_Given exercise 1_
Quote the section of the product roundup text from "Shaking up table" to "and costs ¥840.", word for word.
_Given exercise 2_
Extend the product roundup on salt and pepper pots and erasers, picking up right after its final sentence.

_Source text_
Shaking up table style
How groundbreaking can salt and pepper pots be? We're not saying that Ideaco's Salt & Pepper is revolutionary, but it does present a practical way of combining what is usually just a pair of uninteresting containers. Here, both containers can be stacked on top of each other, fitting nicely together for compact storage and making a pleasant table setting to match Ideaco's similarly shaped Sauce Pot and Cutlery Stand. A part of the company's Tableware series, the set is available in three colors (white, brown and yellow) and costs ¥840.
Stationery that doesn't cut corners
Designer Yuji Baba returns to the humble eraser and produces one that you'll soon find yourself appreciating from a number of angles. A followup to Baba's award-winning Kadokeshi eraser — which even occupies a place in the MoMA's permanent collection — the Mirikeshi offers plenty of corners to make erasing more precise. Where the Kadokeshi used multiple adjacent cubes to increase the number of edges, the Mirikeshi sticks to just five. This time, each protruding part is a different size (from a pointy edge to 6 mm in width). Another smartly designed stationery release from Kokuyo, the Mirikeshi is only ¥189.

_Extracted information_
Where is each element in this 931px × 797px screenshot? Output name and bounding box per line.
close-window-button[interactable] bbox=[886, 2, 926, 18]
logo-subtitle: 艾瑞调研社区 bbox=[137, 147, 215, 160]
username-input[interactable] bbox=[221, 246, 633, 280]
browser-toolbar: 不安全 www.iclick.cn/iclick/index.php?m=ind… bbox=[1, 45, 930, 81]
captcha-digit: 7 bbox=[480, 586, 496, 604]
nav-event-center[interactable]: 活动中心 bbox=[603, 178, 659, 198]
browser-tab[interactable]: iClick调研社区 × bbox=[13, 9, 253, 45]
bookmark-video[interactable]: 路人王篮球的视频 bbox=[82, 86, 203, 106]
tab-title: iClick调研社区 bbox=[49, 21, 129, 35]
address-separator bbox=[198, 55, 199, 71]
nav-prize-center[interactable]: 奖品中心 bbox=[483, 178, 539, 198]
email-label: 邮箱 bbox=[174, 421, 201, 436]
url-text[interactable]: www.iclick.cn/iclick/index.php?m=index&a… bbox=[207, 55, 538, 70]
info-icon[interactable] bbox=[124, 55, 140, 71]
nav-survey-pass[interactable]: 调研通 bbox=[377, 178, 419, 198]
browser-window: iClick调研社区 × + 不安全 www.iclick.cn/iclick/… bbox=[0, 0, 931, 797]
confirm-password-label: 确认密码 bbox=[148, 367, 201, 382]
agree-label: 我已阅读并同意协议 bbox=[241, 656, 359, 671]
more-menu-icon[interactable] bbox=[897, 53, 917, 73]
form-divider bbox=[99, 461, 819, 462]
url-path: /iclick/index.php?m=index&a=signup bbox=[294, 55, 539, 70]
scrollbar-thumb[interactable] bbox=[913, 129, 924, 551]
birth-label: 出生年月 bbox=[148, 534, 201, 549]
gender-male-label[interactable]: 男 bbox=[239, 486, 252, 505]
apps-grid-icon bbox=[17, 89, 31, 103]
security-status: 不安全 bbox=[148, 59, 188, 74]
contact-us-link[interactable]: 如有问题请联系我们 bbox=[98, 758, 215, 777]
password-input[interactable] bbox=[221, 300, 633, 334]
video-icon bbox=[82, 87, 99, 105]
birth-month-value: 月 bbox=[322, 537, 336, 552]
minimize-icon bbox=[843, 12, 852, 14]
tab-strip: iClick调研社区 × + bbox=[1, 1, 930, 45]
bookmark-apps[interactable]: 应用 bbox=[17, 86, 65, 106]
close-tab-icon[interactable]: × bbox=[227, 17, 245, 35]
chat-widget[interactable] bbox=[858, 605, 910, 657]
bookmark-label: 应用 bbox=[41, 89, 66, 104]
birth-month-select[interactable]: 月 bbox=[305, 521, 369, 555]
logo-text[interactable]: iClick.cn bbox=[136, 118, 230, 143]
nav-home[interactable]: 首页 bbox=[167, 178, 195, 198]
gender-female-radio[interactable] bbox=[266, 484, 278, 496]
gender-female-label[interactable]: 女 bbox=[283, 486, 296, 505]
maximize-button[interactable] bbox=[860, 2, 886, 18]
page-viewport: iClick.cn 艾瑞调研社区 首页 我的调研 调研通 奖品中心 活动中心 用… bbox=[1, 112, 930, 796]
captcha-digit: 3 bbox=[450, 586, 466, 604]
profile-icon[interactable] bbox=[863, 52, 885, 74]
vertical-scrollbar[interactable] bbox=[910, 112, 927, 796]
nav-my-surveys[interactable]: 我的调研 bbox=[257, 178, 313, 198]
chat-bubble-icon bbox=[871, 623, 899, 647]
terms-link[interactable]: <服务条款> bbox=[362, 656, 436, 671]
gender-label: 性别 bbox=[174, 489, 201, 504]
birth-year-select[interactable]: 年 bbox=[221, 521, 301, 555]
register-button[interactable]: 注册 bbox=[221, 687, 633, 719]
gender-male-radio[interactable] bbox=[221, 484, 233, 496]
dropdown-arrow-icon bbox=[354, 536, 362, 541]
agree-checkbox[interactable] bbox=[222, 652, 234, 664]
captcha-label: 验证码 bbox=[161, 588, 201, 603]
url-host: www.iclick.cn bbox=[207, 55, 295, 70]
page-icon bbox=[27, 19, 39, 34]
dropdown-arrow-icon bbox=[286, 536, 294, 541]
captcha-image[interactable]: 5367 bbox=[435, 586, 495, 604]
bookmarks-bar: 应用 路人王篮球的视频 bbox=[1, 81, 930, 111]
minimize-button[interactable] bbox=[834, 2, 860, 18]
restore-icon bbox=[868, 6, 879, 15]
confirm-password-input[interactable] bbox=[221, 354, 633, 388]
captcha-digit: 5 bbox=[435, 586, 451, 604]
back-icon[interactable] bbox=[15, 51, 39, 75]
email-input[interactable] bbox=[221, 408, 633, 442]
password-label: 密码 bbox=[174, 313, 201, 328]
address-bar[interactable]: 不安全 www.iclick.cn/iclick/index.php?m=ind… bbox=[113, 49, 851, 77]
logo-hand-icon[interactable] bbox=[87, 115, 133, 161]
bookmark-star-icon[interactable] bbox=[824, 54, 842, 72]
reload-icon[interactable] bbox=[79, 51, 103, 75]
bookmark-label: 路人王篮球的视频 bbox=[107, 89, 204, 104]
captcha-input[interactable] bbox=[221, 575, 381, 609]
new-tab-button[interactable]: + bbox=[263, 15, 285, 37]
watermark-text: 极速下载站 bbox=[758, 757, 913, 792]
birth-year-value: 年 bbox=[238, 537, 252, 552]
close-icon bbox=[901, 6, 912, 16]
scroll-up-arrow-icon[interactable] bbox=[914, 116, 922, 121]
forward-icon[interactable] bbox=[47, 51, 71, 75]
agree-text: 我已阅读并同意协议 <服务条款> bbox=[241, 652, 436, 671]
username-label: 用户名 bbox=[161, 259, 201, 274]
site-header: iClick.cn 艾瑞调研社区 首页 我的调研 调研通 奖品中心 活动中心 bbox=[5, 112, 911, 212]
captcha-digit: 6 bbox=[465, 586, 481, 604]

_Task result 1_
Shaking up table style
How groundbreaking can salt and pepper pots be? We're not saying that Ideaco's Salt & Pepper is revolutionary, but it does present a practical way of combining what is usually just a pair of uninteresting containers. Here, both containers can be stacked on top of each other, fitting nicely together for compact storage and making a pleasant table setting to match Ideaco's similarly shaped Sauce Pot and Cutlery Stand. A part of the company's Tableware series, the set is available in three colors (white, brown and yellow) and costs ¥840.

_Task result 2_
For the perfect candlelit dinner
Most people, at some point, have recycled a fancy wine bottle into a candlestick, so it's surprising that no one has come up with this before: &design, a unit known for its fun minimal products such as the Icon Watch and Icon Clock, has created the Wine Candle for Idea International's stylish Takumi label. Wine Candle is simply a fragranced candle that fits into the top of an empty wine bottle. No more melting the sides of a candle to make it fit the neck of a bottle, Takumi's Wine Candle has a specially tapered end that slots perfectly into any bottle. Available in three colors and aromas (white/chocolate, red/rose, black/apple), a pack of four sells for ¥1,050.